**Input**
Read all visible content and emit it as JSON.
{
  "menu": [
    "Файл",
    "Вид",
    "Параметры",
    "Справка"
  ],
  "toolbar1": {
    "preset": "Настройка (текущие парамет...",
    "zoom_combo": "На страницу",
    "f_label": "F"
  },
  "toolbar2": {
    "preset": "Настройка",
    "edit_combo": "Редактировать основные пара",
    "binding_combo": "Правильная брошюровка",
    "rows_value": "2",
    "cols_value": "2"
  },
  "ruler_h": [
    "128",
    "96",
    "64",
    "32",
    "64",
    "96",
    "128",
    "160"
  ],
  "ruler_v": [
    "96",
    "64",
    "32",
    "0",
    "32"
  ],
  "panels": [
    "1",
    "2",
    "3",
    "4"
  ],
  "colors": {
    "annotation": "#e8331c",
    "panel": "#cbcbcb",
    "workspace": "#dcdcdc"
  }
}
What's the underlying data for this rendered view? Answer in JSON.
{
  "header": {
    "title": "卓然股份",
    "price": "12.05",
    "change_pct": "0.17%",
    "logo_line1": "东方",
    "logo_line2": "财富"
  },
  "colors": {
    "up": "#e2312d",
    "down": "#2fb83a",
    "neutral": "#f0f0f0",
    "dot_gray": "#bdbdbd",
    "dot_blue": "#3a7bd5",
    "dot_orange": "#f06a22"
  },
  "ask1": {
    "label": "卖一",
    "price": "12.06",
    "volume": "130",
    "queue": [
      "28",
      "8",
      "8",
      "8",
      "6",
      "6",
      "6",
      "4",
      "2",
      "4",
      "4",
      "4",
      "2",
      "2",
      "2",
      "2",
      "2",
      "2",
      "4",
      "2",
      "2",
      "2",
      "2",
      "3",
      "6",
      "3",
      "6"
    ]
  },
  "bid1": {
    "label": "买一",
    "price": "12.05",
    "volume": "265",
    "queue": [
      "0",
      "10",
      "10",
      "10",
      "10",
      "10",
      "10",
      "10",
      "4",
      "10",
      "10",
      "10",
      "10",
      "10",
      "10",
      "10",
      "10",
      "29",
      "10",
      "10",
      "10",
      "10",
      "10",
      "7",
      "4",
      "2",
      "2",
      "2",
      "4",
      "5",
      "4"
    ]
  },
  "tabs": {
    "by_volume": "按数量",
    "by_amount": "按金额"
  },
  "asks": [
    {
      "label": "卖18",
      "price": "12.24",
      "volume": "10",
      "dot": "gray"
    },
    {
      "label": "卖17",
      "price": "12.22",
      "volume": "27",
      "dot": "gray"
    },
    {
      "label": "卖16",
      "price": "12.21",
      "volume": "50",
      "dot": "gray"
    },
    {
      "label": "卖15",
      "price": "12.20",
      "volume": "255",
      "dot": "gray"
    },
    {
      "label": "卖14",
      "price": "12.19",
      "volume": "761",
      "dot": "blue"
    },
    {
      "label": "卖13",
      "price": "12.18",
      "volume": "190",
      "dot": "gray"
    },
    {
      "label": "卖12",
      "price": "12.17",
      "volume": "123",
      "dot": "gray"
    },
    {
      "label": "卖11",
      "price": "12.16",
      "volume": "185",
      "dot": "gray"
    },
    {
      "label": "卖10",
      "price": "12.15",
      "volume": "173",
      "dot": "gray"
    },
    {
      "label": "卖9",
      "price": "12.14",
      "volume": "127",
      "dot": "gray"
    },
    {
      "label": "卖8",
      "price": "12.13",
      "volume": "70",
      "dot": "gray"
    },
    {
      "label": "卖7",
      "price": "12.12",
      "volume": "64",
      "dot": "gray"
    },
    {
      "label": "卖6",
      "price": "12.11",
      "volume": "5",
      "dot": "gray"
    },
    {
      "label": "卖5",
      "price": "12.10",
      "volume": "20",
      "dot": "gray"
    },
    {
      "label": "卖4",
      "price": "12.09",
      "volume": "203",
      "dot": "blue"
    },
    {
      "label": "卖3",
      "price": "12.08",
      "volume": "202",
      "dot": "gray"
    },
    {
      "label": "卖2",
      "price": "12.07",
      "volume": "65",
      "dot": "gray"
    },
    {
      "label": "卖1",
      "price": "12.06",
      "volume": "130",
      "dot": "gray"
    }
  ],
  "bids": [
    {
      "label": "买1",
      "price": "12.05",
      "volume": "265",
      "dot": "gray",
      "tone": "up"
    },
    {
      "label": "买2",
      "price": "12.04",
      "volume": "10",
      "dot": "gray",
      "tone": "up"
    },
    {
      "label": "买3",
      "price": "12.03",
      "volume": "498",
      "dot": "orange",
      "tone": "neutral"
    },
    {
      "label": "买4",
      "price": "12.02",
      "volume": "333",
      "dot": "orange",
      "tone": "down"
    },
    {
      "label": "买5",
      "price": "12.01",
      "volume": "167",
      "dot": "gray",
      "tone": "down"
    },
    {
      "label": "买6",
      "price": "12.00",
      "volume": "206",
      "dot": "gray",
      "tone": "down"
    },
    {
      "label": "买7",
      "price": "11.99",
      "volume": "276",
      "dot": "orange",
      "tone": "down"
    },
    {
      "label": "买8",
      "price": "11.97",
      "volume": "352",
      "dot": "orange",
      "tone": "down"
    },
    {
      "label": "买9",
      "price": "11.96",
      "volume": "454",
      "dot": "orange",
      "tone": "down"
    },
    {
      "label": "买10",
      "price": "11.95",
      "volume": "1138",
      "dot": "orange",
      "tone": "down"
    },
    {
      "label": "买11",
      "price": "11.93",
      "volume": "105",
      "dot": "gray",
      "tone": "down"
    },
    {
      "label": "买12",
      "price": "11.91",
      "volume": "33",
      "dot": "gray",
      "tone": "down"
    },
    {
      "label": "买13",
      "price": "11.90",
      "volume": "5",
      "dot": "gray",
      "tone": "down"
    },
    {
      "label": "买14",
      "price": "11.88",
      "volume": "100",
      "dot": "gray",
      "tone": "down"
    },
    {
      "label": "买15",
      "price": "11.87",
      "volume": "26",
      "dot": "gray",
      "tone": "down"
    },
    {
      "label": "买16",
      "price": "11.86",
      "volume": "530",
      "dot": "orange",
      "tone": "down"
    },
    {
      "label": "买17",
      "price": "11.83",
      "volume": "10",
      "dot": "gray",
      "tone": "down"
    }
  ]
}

**Requirement**
Tally up the lines holding the string "JSON" in this listing, and report the total alone.

**Completed exercise**
2